Reproduce the records below line for line without changing anything, but omit the pictures.
[BEGIN TASK DATA]
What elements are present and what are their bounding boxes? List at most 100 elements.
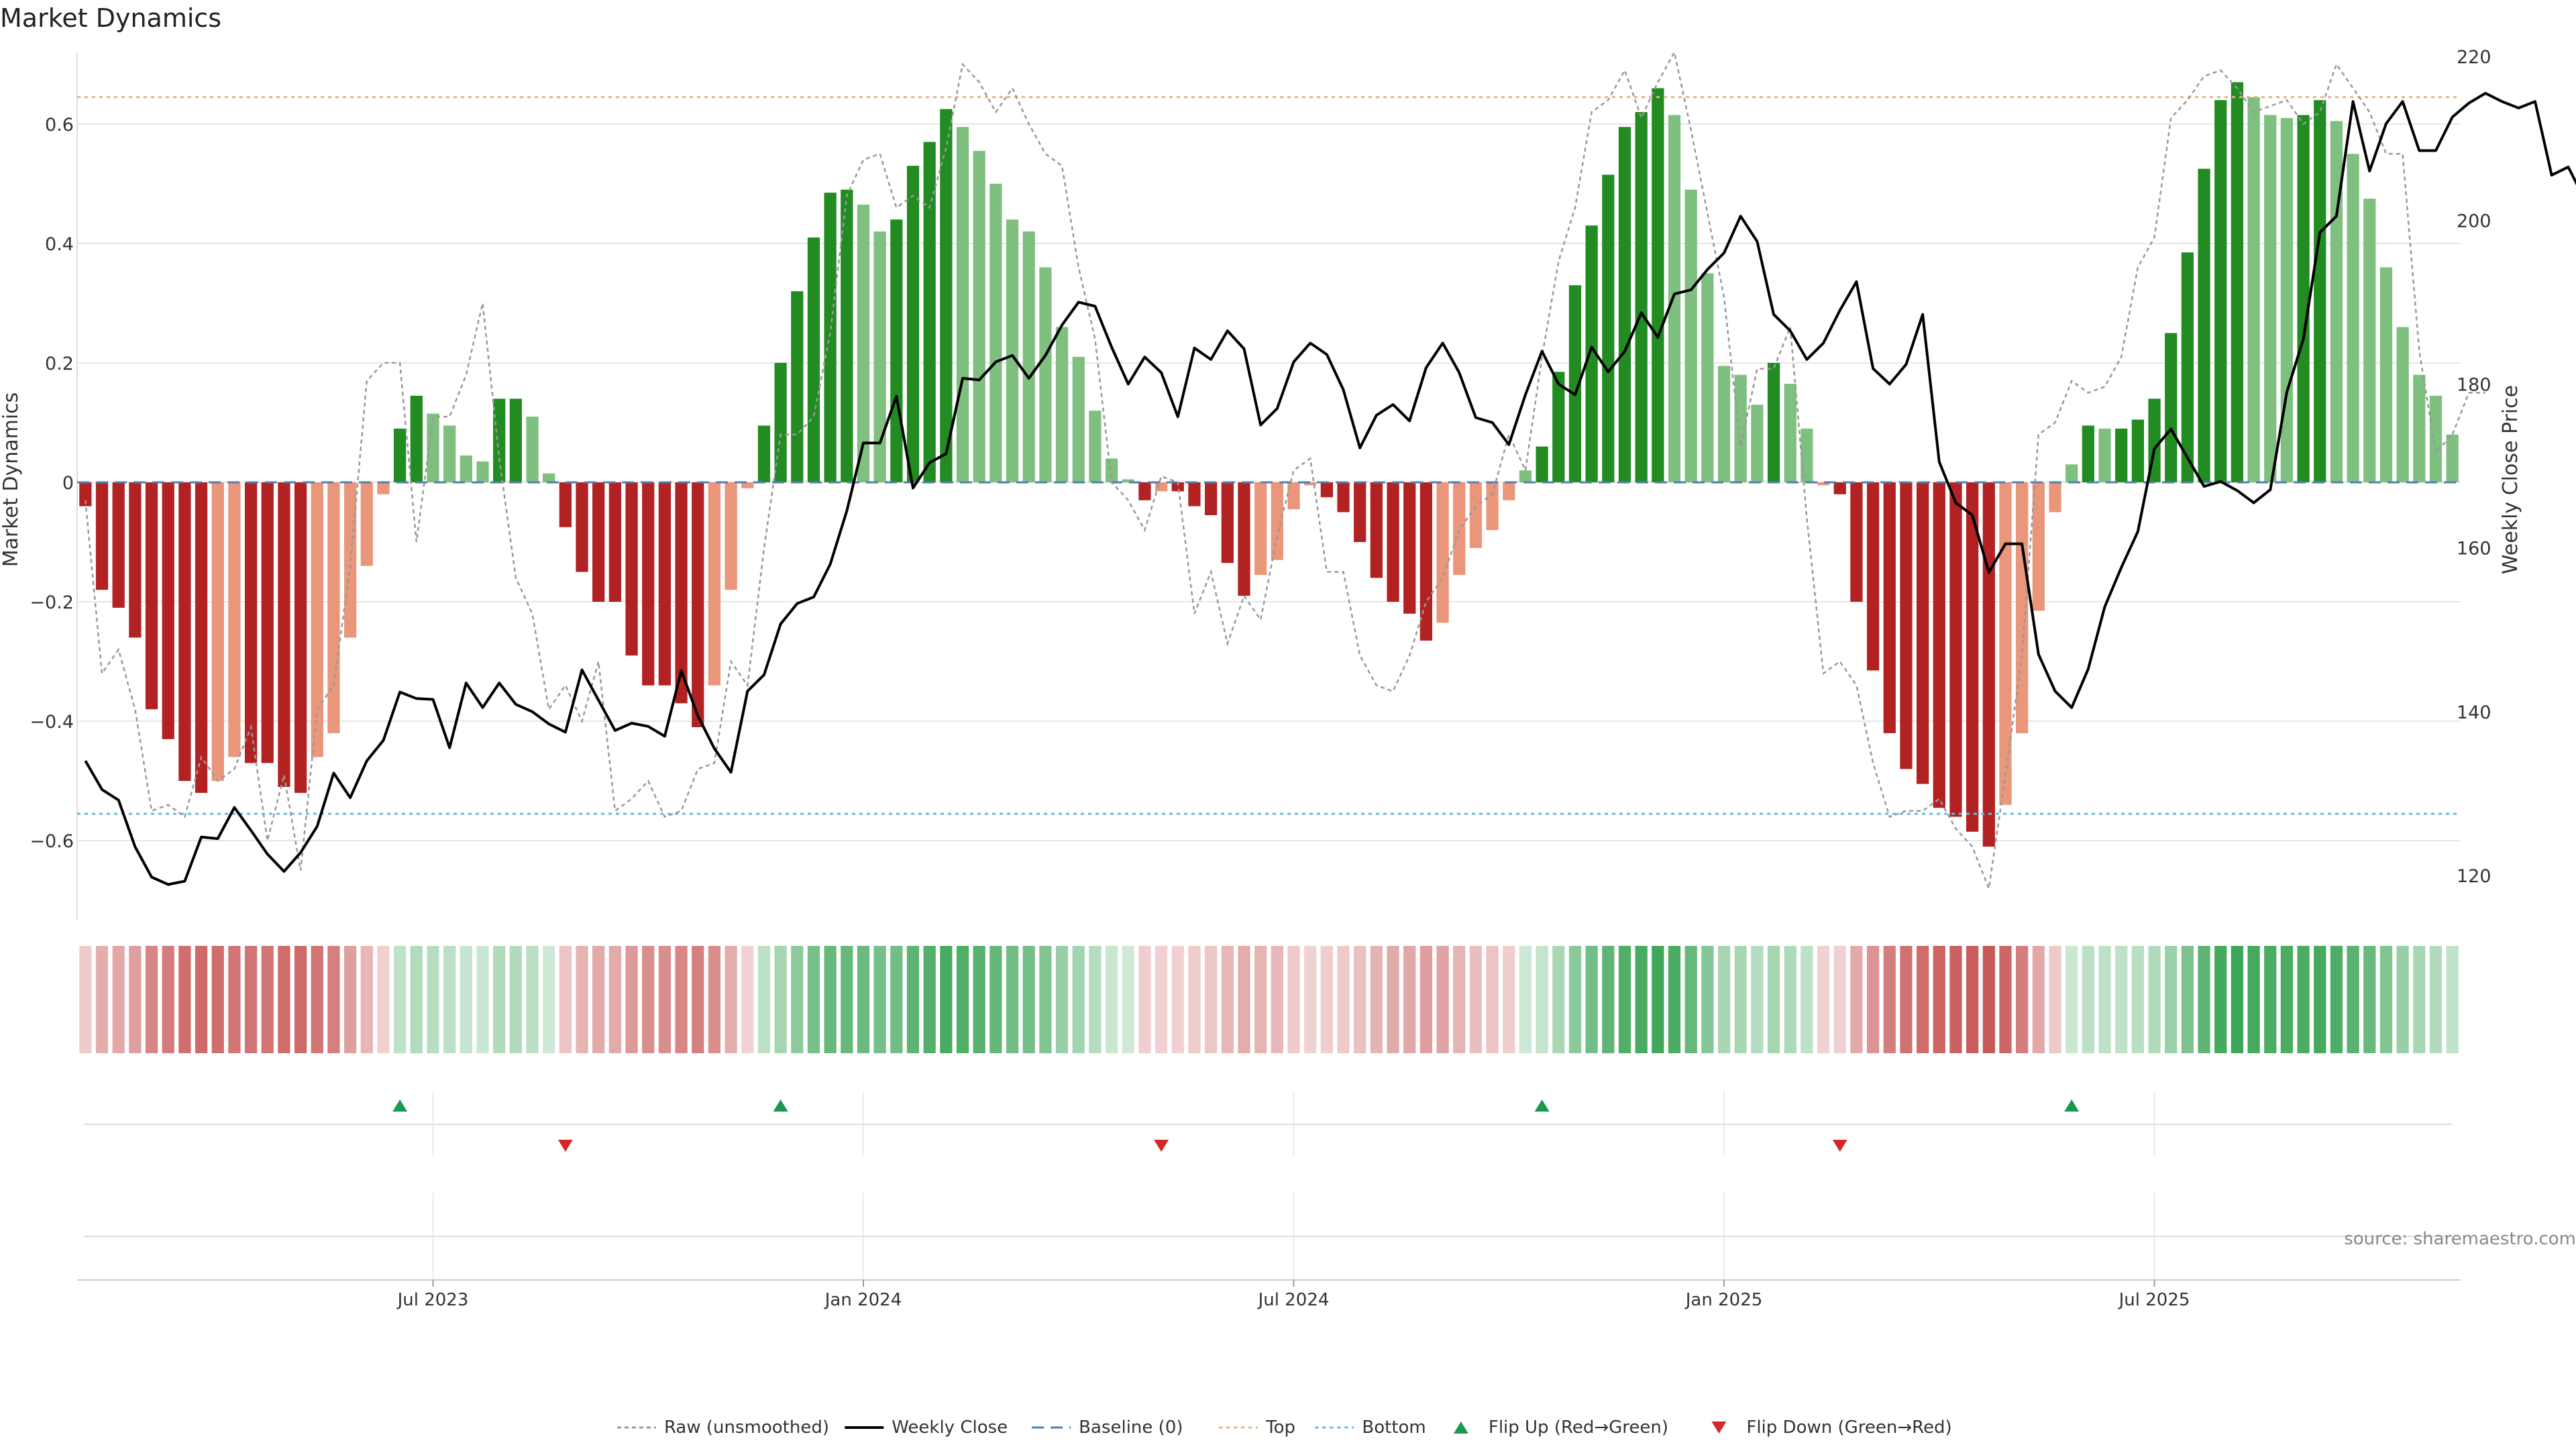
dynamics-bars	[79, 82, 2459, 847]
y2-tick-label: 140	[2457, 702, 2491, 723]
dynamics-bar	[1155, 482, 1168, 492]
dynamics-bar	[1254, 482, 1267, 575]
regime-cell	[1105, 946, 1118, 1053]
dynamics-bar	[741, 482, 754, 488]
regime-cell	[1006, 946, 1019, 1053]
dynamics-bar	[692, 482, 704, 728]
regime-cell	[2347, 946, 2359, 1053]
regime-cell	[923, 946, 936, 1053]
regime-cell	[394, 946, 407, 1053]
y-tick-label: 0.2	[45, 354, 74, 374]
regime-cell	[576, 946, 588, 1053]
regime-cell	[1536, 946, 1548, 1053]
regime-cell	[1949, 946, 1962, 1053]
y-tick-label: 0	[62, 473, 74, 494]
dynamics-bar	[311, 482, 323, 757]
regime-cell	[1999, 946, 2012, 1053]
x-axis: Jul 2023 Jan 2024 Jul 2024 Jan 2025 Jul 2025	[77, 1279, 2461, 1310]
dynamics-bar	[2347, 154, 2359, 482]
regime-cell	[1486, 946, 1499, 1053]
regime-cell	[857, 946, 870, 1053]
dynamics-bar	[112, 482, 125, 608]
dynamics-bar	[162, 482, 174, 739]
regime-cell	[1271, 946, 1283, 1053]
regime-cell	[2148, 946, 2161, 1053]
regime-cell	[343, 946, 357, 1053]
dynamics-bar	[1039, 267, 1052, 482]
legend-label: Bottom	[1362, 1417, 1426, 1438]
regime-cell	[112, 946, 125, 1053]
dynamics-bar	[973, 150, 985, 483]
regime-cell	[692, 946, 704, 1053]
regime-cell	[1370, 946, 1383, 1053]
dynamics-bar	[2314, 100, 2326, 482]
dynamics-bar	[1271, 482, 1283, 560]
dynamics-bar	[261, 482, 274, 763]
regime-cell	[211, 946, 224, 1053]
regime-cell	[724, 946, 737, 1053]
regime-cell	[1155, 946, 1168, 1053]
dynamics-bar	[1006, 219, 1019, 482]
regime-cell	[1684, 946, 1697, 1053]
dynamics-bar	[95, 482, 109, 590]
regime-cell	[2413, 946, 2426, 1053]
regime-cell	[675, 946, 688, 1053]
dynamics-bar	[493, 398, 506, 482]
dynamics-bar	[543, 473, 555, 482]
dynamics-bar	[890, 219, 903, 482]
regime-cell	[261, 946, 274, 1053]
dynamics-bar	[2330, 121, 2343, 482]
grid	[76, 52, 2461, 1279]
dynamics-bar	[1751, 405, 1764, 482]
dynamics-bar	[443, 425, 456, 482]
regime-cell	[2198, 946, 2210, 1053]
dynamics-bar	[244, 482, 258, 763]
regime-cell	[757, 946, 771, 1053]
legend-label: Weekly Close	[892, 1417, 1008, 1438]
regime-cell	[2330, 946, 2343, 1053]
regime-cell	[460, 946, 472, 1053]
regime-cell	[1055, 946, 1069, 1053]
regime-cell	[360, 946, 373, 1053]
dynamics-bar	[294, 482, 307, 793]
dynamics-bar	[1966, 482, 1979, 832]
regime-cell	[2363, 946, 2376, 1053]
regime-cell	[973, 946, 985, 1053]
regime-cell	[377, 946, 390, 1053]
dynamics-bar	[2115, 428, 2128, 482]
regime-cell	[1337, 946, 1350, 1053]
regime-cell	[1387, 946, 1399, 1053]
x-tick-label: Jul 2025	[2118, 1290, 2190, 1310]
regime-cell	[807, 946, 820, 1053]
regime-cell	[956, 946, 969, 1053]
regime-cell	[1089, 946, 1102, 1053]
flip-up-marker	[773, 1099, 788, 1112]
regime-cell	[1221, 946, 1234, 1053]
weekly-close-line	[84, 92, 2576, 886]
dynamics-bar	[129, 482, 142, 638]
dynamics-bar	[1022, 231, 1035, 482]
regime-cell	[2429, 946, 2443, 1053]
regime-cell	[1238, 946, 1250, 1053]
dynamics-bar	[1238, 482, 1250, 596]
dynamics-bar	[1784, 384, 1796, 482]
regime-cell	[228, 946, 241, 1053]
regime-cell	[1635, 946, 1648, 1053]
regime-cell	[1320, 946, 1333, 1053]
dynamics-bar	[989, 183, 1002, 482]
dynamics-bar	[2363, 199, 2376, 482]
regime-cell	[2032, 946, 2045, 1053]
regime-cell	[2082, 946, 2094, 1053]
dynamics-bar	[1900, 482, 1913, 769]
regime-cell	[906, 946, 920, 1053]
regime-cell	[1652, 946, 1664, 1053]
dynamics-bar	[791, 291, 804, 482]
regime-cell	[1022, 946, 1035, 1053]
regime-cell	[2214, 946, 2227, 1053]
dynamics-bar	[1072, 357, 1085, 482]
regime-cell	[989, 946, 1002, 1053]
dynamics-bar	[1403, 482, 1416, 614]
legend-label: Flip Down (Green→Red)	[1746, 1417, 1951, 1438]
dynamics-bar	[427, 413, 439, 482]
dynamics-bar	[2446, 434, 2459, 482]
[END TASK DATA]
FULL OUTPUT:
What elements are present and what are their bounding boxes? List at most 100 elements.
dynamics-bars	[79, 82, 2459, 847]
y2-tick-label: 140	[2457, 702, 2491, 723]
dynamics-bar	[1155, 482, 1168, 492]
dynamics-bar	[1254, 482, 1267, 575]
regime-cell	[1105, 946, 1118, 1053]
dynamics-bar	[741, 482, 754, 488]
regime-cell	[1006, 946, 1019, 1053]
dynamics-bar	[692, 482, 704, 728]
regime-cell	[2347, 946, 2359, 1053]
regime-cell	[923, 946, 936, 1053]
regime-cell	[394, 946, 407, 1053]
y-tick-label: 0.2	[45, 354, 74, 374]
regime-cell	[576, 946, 588, 1053]
regime-cell	[1536, 946, 1548, 1053]
regime-cell	[1949, 946, 1962, 1053]
y-tick-label: 0	[62, 473, 74, 494]
dynamics-bar	[311, 482, 323, 757]
regime-cell	[1999, 946, 2012, 1053]
x-axis: Jul 2023 Jan 2024 Jul 2024 Jan 2025 Jul 2025	[77, 1279, 2461, 1310]
dynamics-bar	[2347, 154, 2359, 482]
regime-cell	[1486, 946, 1499, 1053]
regime-cell	[857, 946, 870, 1053]
dynamics-bar	[112, 482, 125, 608]
dynamics-bar	[162, 482, 174, 739]
regime-cell	[1271, 946, 1283, 1053]
regime-cell	[2148, 946, 2161, 1053]
regime-cell	[343, 946, 357, 1053]
dynamics-bar	[1039, 267, 1052, 482]
legend-label: Bottom	[1362, 1417, 1426, 1438]
regime-cell	[112, 946, 125, 1053]
dynamics-bar	[973, 150, 985, 483]
regime-cell	[692, 946, 704, 1053]
regime-cell	[1370, 946, 1383, 1053]
dynamics-bar	[2314, 100, 2326, 482]
dynamics-bar	[1271, 482, 1283, 560]
dynamics-bar	[261, 482, 274, 763]
regime-cell	[211, 946, 224, 1053]
regime-cell	[724, 946, 737, 1053]
regime-cell	[1155, 946, 1168, 1053]
dynamics-bar	[1006, 219, 1019, 482]
regime-cell	[1684, 946, 1697, 1053]
dynamics-bar	[95, 482, 109, 590]
regime-cell	[2413, 946, 2426, 1053]
regime-cell	[675, 946, 688, 1053]
dynamics-bar	[493, 398, 506, 482]
dynamics-bar	[543, 473, 555, 482]
dynamics-bar	[890, 219, 903, 482]
regime-cell	[261, 946, 274, 1053]
dynamics-bar	[2330, 121, 2343, 482]
grid	[76, 52, 2461, 1279]
dynamics-bar	[1751, 405, 1764, 482]
dynamics-bar	[443, 425, 456, 482]
regime-cell	[2198, 946, 2210, 1053]
dynamics-bar	[244, 482, 258, 763]
regime-cell	[757, 946, 771, 1053]
legend-label: Weekly Close	[892, 1417, 1008, 1438]
regime-cell	[2330, 946, 2343, 1053]
regime-cell	[460, 946, 472, 1053]
regime-cell	[1055, 946, 1069, 1053]
regime-cell	[360, 946, 373, 1053]
dynamics-bar	[294, 482, 307, 793]
dynamics-bar	[1966, 482, 1979, 832]
regime-cell	[2363, 946, 2376, 1053]
regime-cell	[973, 946, 985, 1053]
regime-cell	[377, 946, 390, 1053]
dynamics-bar	[2115, 428, 2128, 482]
regime-cell	[1337, 946, 1350, 1053]
regime-cell	[1387, 946, 1399, 1053]
x-tick-label: Jul 2025	[2118, 1290, 2190, 1310]
regime-cell	[807, 946, 820, 1053]
regime-cell	[956, 946, 969, 1053]
regime-cell	[1089, 946, 1102, 1053]
flip-up-marker	[773, 1099, 788, 1112]
regime-cell	[1221, 946, 1234, 1053]
weekly-close-line	[84, 92, 2576, 886]
dynamics-bar	[129, 482, 142, 638]
dynamics-bar	[1022, 231, 1035, 482]
regime-cell	[2429, 946, 2443, 1053]
regime-cell	[1238, 946, 1250, 1053]
dynamics-bar	[1238, 482, 1250, 596]
dynamics-bar	[1784, 384, 1796, 482]
regime-cell	[228, 946, 241, 1053]
regime-cell	[1635, 946, 1648, 1053]
regime-cell	[1320, 946, 1333, 1053]
dynamics-bar	[989, 183, 1002, 482]
dynamics-bar	[2363, 199, 2376, 482]
regime-cell	[2032, 946, 2045, 1053]
regime-cell	[2082, 946, 2094, 1053]
dynamics-bar	[1900, 482, 1913, 769]
regime-cell	[906, 946, 920, 1053]
regime-cell	[1652, 946, 1664, 1053]
dynamics-bar	[791, 291, 804, 482]
regime-cell	[1022, 946, 1035, 1053]
regime-cell	[2214, 946, 2227, 1053]
dynamics-bar	[1072, 357, 1085, 482]
regime-cell	[989, 946, 1002, 1053]
dynamics-bar	[1403, 482, 1416, 614]
legend-label: Flip Down (Green→Red)	[1746, 1417, 1951, 1438]
dynamics-bar	[427, 413, 439, 482]
dynamics-bar	[2446, 434, 2459, 482]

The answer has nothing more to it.